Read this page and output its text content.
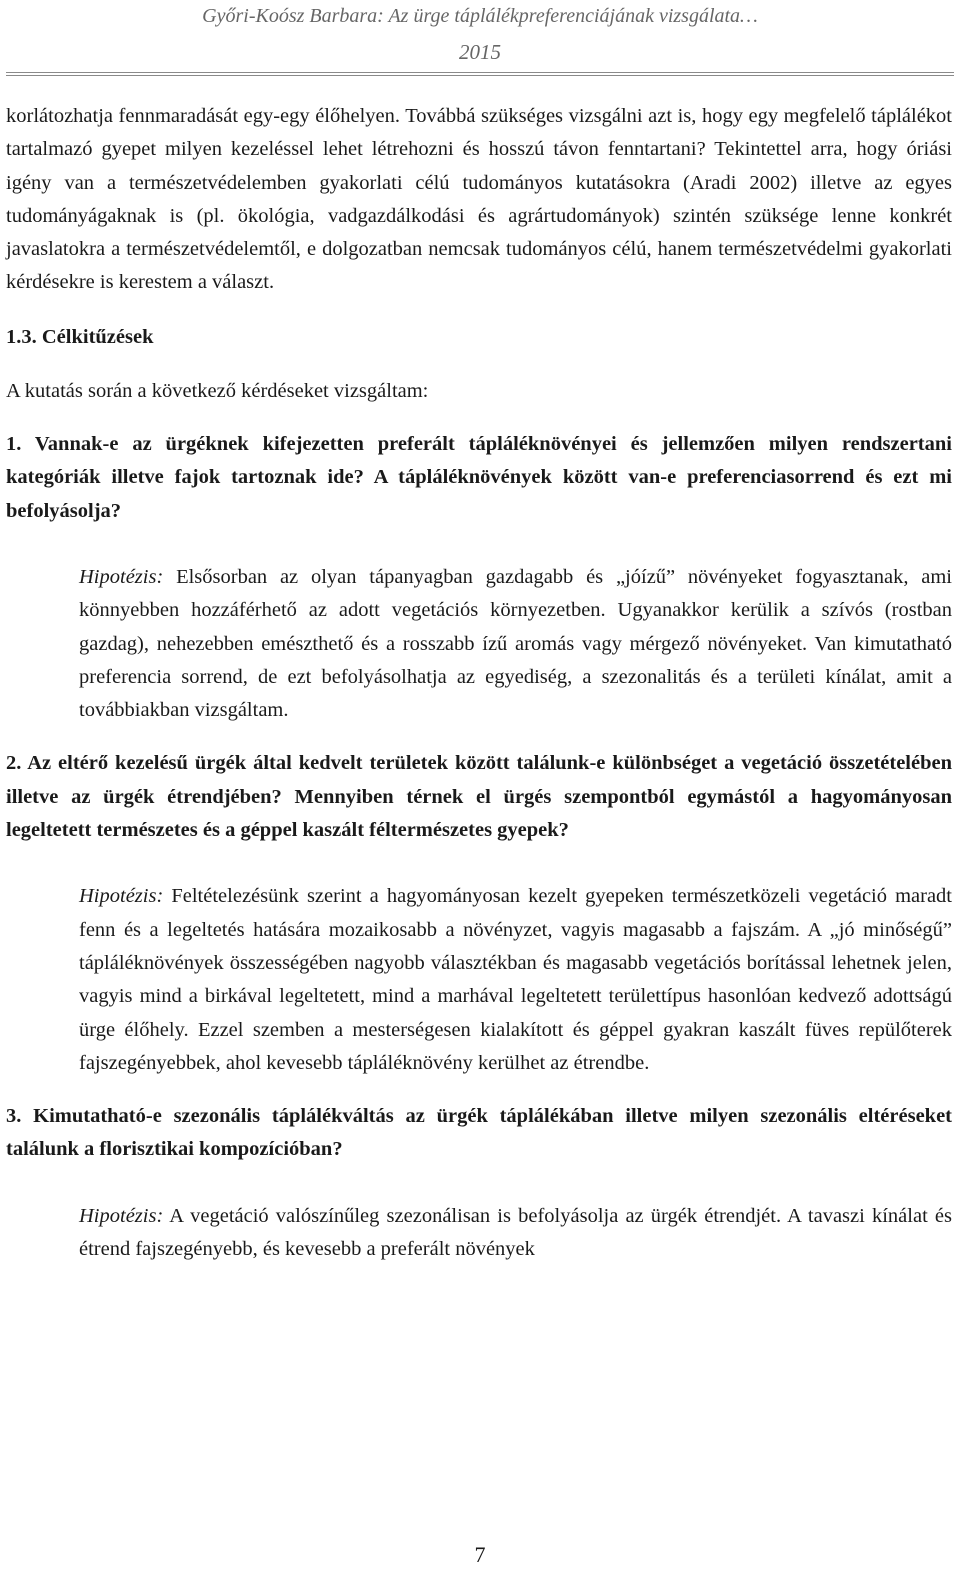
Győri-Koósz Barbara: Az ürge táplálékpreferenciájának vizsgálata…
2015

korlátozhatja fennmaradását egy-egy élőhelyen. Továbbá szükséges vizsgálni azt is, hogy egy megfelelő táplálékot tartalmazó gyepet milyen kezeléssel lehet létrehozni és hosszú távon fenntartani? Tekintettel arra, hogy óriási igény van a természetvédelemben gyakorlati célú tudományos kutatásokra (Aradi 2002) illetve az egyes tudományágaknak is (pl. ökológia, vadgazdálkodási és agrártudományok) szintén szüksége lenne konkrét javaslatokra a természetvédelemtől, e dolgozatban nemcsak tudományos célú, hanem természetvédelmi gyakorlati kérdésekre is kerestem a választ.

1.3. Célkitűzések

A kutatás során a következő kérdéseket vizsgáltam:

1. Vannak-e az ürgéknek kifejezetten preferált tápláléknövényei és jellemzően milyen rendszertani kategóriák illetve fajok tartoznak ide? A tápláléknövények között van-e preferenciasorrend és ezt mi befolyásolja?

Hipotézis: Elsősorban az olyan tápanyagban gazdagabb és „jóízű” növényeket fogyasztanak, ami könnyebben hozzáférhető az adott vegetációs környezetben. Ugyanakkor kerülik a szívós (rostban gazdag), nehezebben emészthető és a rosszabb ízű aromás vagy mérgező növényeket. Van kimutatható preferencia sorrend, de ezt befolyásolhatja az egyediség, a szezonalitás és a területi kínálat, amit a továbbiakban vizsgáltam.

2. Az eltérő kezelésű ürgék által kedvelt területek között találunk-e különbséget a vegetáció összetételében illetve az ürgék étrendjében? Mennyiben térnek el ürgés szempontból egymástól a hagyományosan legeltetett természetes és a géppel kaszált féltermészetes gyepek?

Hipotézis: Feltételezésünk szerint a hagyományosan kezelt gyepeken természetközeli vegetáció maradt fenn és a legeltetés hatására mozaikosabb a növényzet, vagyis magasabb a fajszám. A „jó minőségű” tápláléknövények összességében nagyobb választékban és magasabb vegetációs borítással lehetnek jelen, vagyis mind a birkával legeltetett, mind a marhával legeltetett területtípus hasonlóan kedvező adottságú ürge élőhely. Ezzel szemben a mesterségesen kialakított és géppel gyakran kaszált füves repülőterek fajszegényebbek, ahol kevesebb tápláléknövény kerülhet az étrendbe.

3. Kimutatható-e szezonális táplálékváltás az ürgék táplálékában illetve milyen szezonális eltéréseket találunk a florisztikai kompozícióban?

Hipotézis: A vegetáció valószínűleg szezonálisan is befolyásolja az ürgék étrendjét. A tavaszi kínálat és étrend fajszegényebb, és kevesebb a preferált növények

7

* * *

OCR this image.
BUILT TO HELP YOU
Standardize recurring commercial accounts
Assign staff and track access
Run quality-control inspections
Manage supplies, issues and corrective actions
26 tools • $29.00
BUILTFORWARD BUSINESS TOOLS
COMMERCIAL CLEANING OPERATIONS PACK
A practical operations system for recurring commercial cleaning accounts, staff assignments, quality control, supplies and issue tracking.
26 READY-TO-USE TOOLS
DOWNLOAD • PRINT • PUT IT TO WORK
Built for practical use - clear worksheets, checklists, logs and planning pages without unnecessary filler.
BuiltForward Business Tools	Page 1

## [Short exercise]
State how many lines hold the word "vizsgáltam". The number is the whole answer.

## [Result of the exercise]
2